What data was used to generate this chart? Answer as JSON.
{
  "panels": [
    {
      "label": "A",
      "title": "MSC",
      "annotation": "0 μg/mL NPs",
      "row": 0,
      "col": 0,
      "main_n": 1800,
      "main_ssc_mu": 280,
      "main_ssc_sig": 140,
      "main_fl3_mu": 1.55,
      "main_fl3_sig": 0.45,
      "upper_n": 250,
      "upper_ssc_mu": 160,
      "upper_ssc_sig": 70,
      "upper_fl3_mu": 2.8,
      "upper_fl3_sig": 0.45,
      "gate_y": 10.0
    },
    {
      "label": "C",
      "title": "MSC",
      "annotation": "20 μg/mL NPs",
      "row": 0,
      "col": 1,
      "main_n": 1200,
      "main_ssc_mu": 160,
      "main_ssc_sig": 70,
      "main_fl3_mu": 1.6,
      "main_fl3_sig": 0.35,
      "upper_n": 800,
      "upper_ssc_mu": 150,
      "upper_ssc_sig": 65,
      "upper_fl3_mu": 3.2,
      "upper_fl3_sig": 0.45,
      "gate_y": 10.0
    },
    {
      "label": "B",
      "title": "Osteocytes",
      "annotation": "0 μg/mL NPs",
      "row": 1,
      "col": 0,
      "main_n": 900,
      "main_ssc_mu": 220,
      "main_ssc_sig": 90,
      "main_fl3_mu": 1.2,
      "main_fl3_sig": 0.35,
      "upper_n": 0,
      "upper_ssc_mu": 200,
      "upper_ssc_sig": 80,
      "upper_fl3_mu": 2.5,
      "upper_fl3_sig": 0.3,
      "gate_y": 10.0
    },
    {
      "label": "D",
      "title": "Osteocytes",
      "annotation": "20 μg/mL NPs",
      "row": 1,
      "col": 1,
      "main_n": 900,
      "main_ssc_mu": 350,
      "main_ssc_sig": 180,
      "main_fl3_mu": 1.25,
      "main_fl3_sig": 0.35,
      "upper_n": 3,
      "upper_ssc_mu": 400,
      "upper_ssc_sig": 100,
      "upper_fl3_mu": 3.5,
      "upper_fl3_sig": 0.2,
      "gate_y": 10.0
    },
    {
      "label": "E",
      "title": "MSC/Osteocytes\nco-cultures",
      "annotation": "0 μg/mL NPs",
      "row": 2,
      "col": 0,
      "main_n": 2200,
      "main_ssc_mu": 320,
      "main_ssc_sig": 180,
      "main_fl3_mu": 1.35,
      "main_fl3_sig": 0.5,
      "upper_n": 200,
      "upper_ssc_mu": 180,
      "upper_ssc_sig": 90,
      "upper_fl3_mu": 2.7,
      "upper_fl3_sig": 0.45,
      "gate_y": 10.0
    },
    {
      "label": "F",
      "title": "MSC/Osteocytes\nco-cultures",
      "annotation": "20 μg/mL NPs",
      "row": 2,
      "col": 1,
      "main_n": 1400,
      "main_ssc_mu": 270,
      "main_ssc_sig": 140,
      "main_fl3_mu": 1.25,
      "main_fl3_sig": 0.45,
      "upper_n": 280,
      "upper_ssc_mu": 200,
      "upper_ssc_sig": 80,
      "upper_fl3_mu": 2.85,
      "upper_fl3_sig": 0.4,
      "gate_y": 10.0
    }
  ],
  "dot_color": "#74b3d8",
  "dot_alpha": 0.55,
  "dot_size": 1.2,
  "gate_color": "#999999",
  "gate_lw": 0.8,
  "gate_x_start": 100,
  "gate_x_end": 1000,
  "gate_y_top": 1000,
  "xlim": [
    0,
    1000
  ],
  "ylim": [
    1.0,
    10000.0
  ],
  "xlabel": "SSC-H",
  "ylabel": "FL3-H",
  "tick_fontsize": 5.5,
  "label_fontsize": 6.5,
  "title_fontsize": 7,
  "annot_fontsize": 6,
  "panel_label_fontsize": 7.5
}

==========

■ Short problem ■
Copy out each line above, character for character.

■ Answer for the task ■
What data was used to generate this chart? Answer as JSON.
{
  "panels": [
    {
      "label": "A",
      "title": "MSC",
      "annotation": "0 μg/mL NPs",
      "row": 0,
      "col": 0,
      "main_n": 1800,
      "main_ssc_mu": 280,
      "main_ssc_sig": 140,
      "main_fl3_mu": 1.55,
      "main_fl3_sig": 0.45,
      "upper_n": 250,
      "upper_ssc_mu": 160,
      "upper_ssc_sig": 70,
      "upper_fl3_mu": 2.8,
      "upper_fl3_sig": 0.45,
      "gate_y": 10.0
    },
    {
      "label": "C",
      "title": "MSC",
      "annotation": "20 μg/mL NPs",
      "row": 0,
      "col": 1,
      "main_n": 1200,
      "main_ssc_mu": 160,
      "main_ssc_sig": 70,
      "main_fl3_mu": 1.6,
      "main_fl3_sig": 0.35,
      "upper_n": 800,
      "upper_ssc_mu": 150,
      "upper_ssc_sig": 65,
      "upper_fl3_mu": 3.2,
      "upper_fl3_sig": 0.45,
      "gate_y": 10.0
    },
    {
      "label": "B",
      "title": "Osteocytes",
      "annotation": "0 μg/mL NPs",
      "row": 1,
      "col": 0,
      "main_n": 900,
      "main_ssc_mu": 220,
      "main_ssc_sig": 90,
      "main_fl3_mu": 1.2,
      "main_fl3_sig": 0.35,
      "upper_n": 0,
      "upper_ssc_mu": 200,
      "upper_ssc_sig": 80,
      "upper_fl3_mu": 2.5,
      "upper_fl3_sig": 0.3,
      "gate_y": 10.0
    },
    {
      "label": "D",
      "title": "Osteocytes",
      "annotation": "20 μg/mL NPs",
      "row": 1,
      "col": 1,
      "main_n": 900,
      "main_ssc_mu": 350,
      "main_ssc_sig": 180,
      "main_fl3_mu": 1.25,
      "main_fl3_sig": 0.35,
      "upper_n": 3,
      "upper_ssc_mu": 400,
      "upper_ssc_sig": 100,
      "upper_fl3_mu": 3.5,
      "upper_fl3_sig": 0.2,
      "gate_y": 10.0
    },
    {
      "label": "E",
      "title": "MSC/Osteocytes\nco-cultures",
      "annotation": "0 μg/mL NPs",
      "row": 2,
      "col": 0,
      "main_n": 2200,
      "main_ssc_mu": 320,
      "main_ssc_sig": 180,
      "main_fl3_mu": 1.35,
      "main_fl3_sig": 0.5,
      "upper_n": 200,
      "upper_ssc_mu": 180,
      "upper_ssc_sig": 90,
      "upper_fl3_mu": 2.7,
      "upper_fl3_sig": 0.45,
      "gate_y": 10.0
    },
    {
      "label": "F",
      "title": "MSC/Osteocytes\nco-cultures",
      "annotation": "20 μg/mL NPs",
      "row": 2,
      "col": 1,
      "main_n": 1400,
      "main_ssc_mu": 270,
      "main_ssc_sig": 140,
      "main_fl3_mu": 1.25,
      "main_fl3_sig": 0.45,
      "upper_n": 280,
      "upper_ssc_mu": 200,
      "upper_ssc_sig": 80,
      "upper_fl3_mu": 2.85,
      "upper_fl3_sig": 0.4,
      "gate_y": 10.0
    }
  ],
  "dot_color": "#74b3d8",
  "dot_alpha": 0.55,
  "dot_size": 1.2,
  "gate_color": "#999999",
  "gate_lw": 0.8,
  "gate_x_start": 100,
  "gate_x_end": 1000,
  "gate_y_top": 1000,
  "xlim": [
    0,
    1000
  ],
  "ylim": [
    1.0,
    10000.0
  ],
  "xlabel": "SSC-H",
  "ylabel": "FL3-H",
  "tick_fontsize": 5.5,
  "label_fontsize": 6.5,
  "title_fontsize": 7,
  "annot_fontsize": 6,
  "panel_label_fontsize": 7.5
}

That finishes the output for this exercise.